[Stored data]
>> Start

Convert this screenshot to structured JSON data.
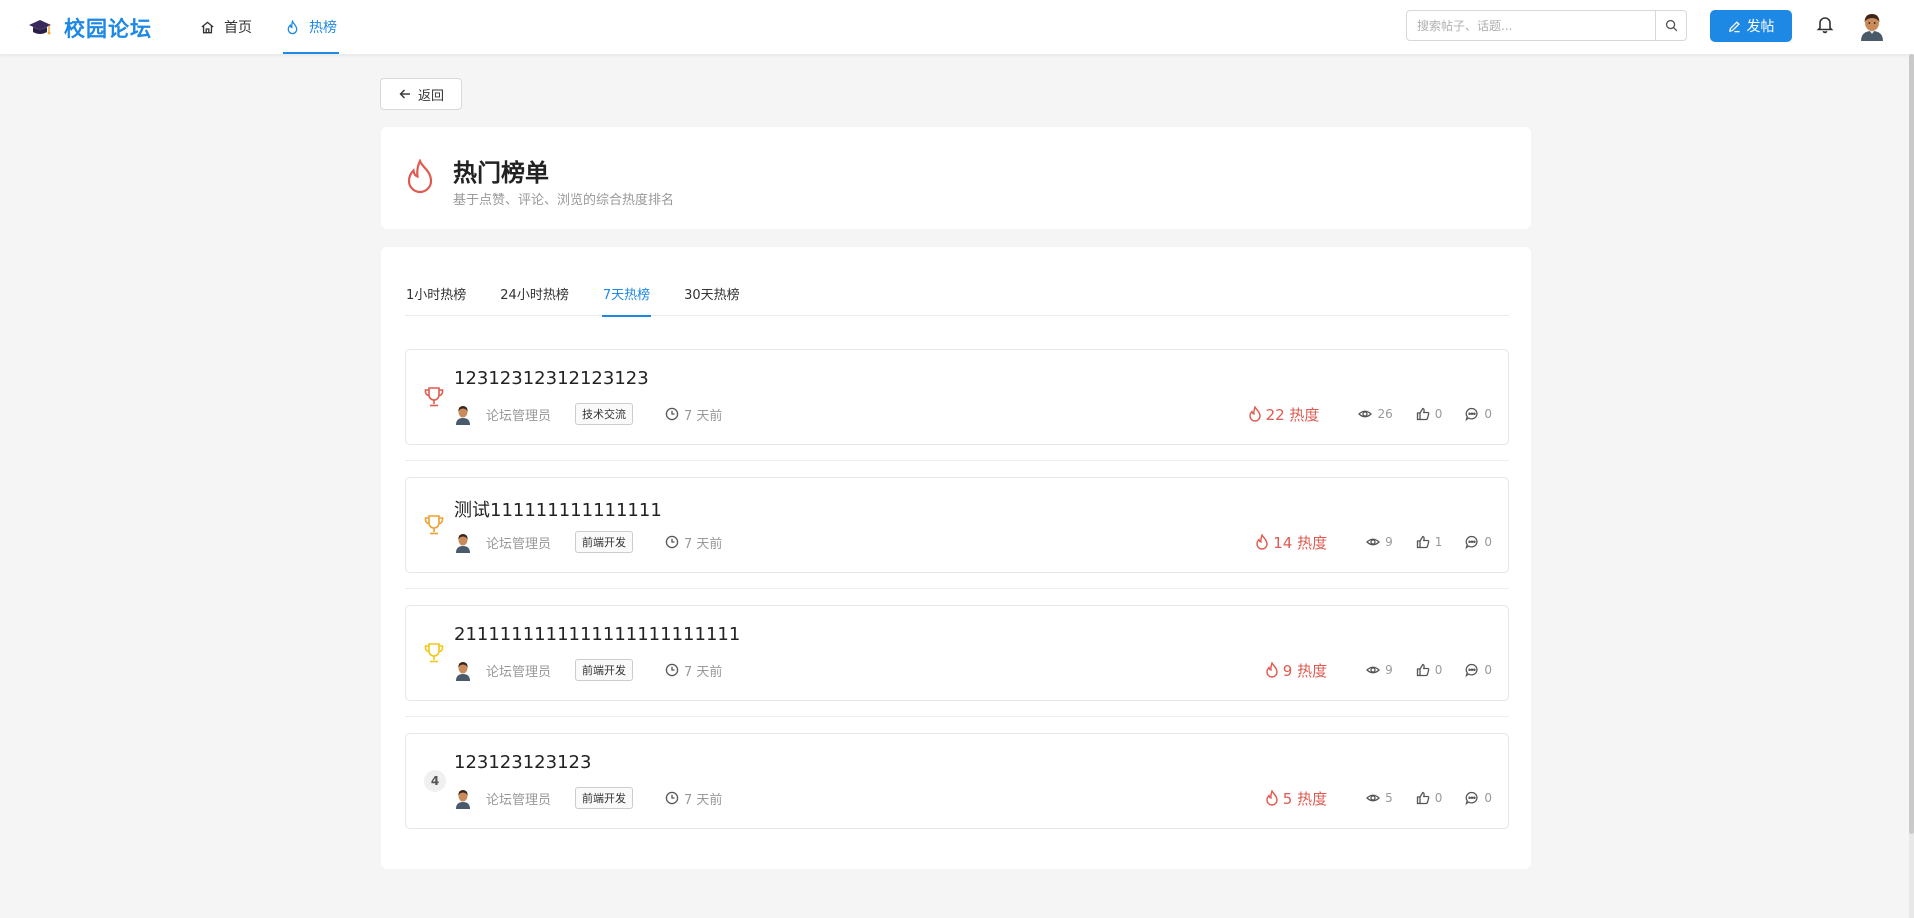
{
  "header": {
    "brand": "校园论坛",
    "nav": [
      {
        "label": "首页",
        "icon": "home-icon"
      },
      {
        "label": "热榜",
        "icon": "flame-icon"
      }
    ],
    "search_placeholder": "搜索帖子、话题...",
    "post_button": "发帖",
    "accent_color": "#1e88e5"
  },
  "back_label": "返回",
  "page": {
    "title": "热门榜单",
    "subtitle": "基于点赞、评论、浏览的综合热度排名"
  },
  "tabs": [
    "1小时热榜",
    "24小时热榜",
    "7天热榜",
    "30天热榜"
  ],
  "active_tab": "7天热榜",
  "posts": [
    {
      "rank": "1",
      "title": "12312312312123123",
      "author": "论坛管理员",
      "tag": "技术交流",
      "time": "7 天前",
      "heat": "22 热度",
      "views": "26",
      "likes": "0",
      "comments": "0",
      "trophy_color": "#e05a50"
    },
    {
      "rank": "2",
      "title": "测试111111111111111",
      "author": "论坛管理员",
      "tag": "前端开发",
      "time": "7 天前",
      "heat": "14 热度",
      "views": "9",
      "likes": "1",
      "comments": "0",
      "trophy_color": "#f0a030"
    },
    {
      "rank": "3",
      "title": "2111111111111111111111111",
      "author": "论坛管理员",
      "tag": "前端开发",
      "time": "7 天前",
      "heat": "9 热度",
      "views": "9",
      "likes": "0",
      "comments": "0",
      "trophy_color": "#f5c518"
    },
    {
      "rank": "4",
      "title": "123123123123",
      "author": "论坛管理员",
      "tag": "前端开发",
      "time": "7 天前",
      "heat": "5 热度",
      "views": "5",
      "likes": "0",
      "comments": "0",
      "trophy_color": ""
    }
  ]
}
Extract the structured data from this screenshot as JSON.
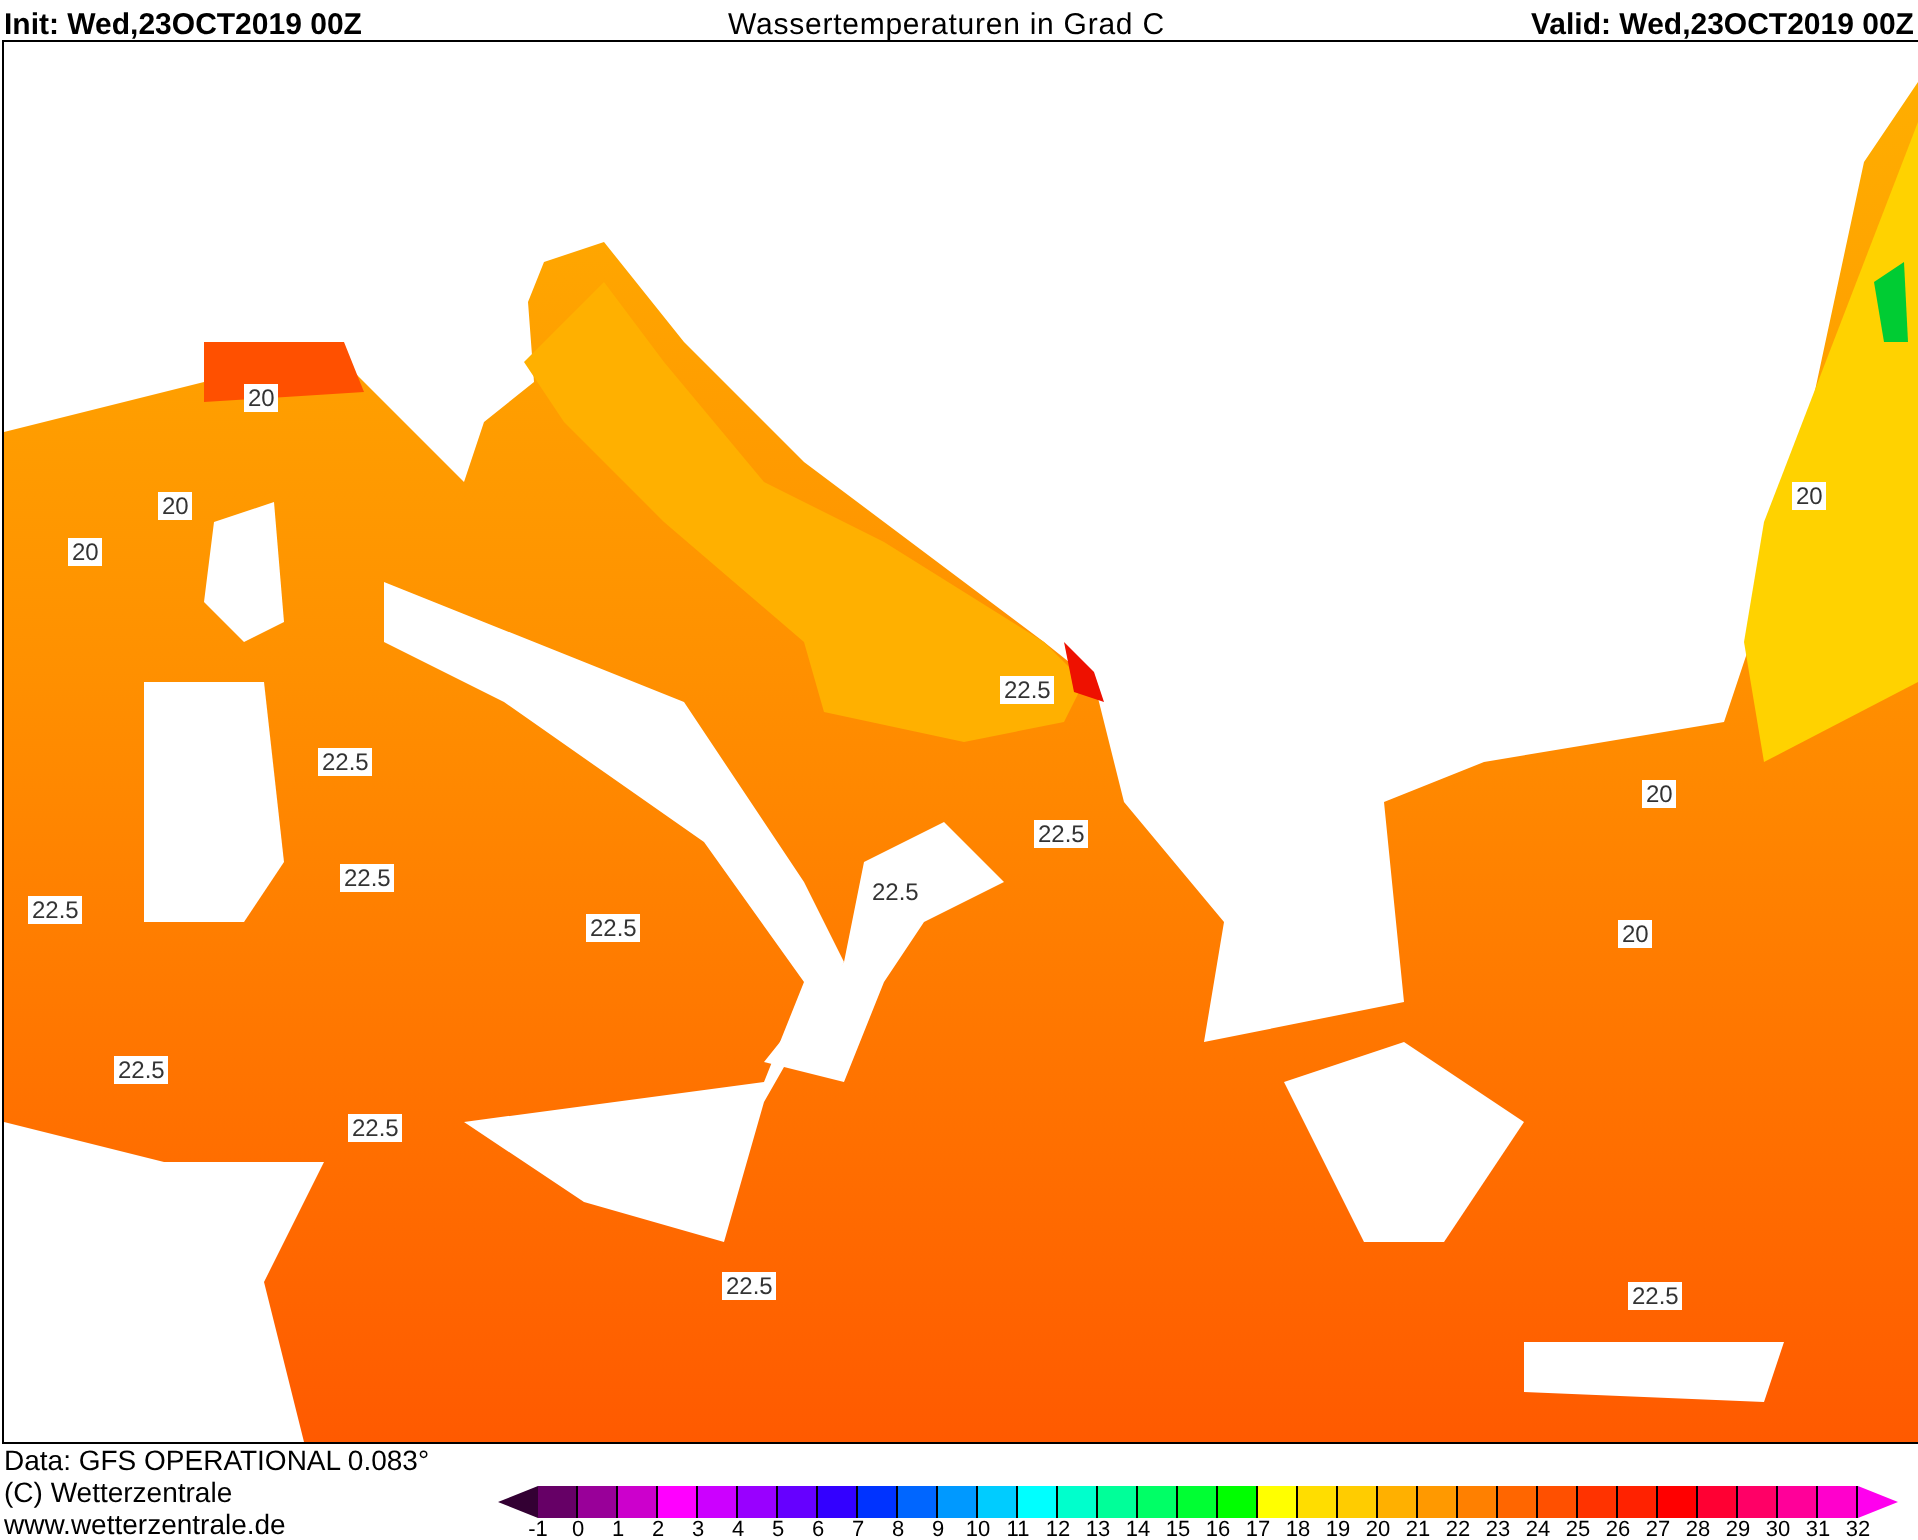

>> End

REQUIREMENT | Note every line above where the string "screenshot" shows up, and copy those lines.

RIGHT ANSWER |
Convert this screenshot to structured JSON data.
Extract the structured data from this screenshot as JSON.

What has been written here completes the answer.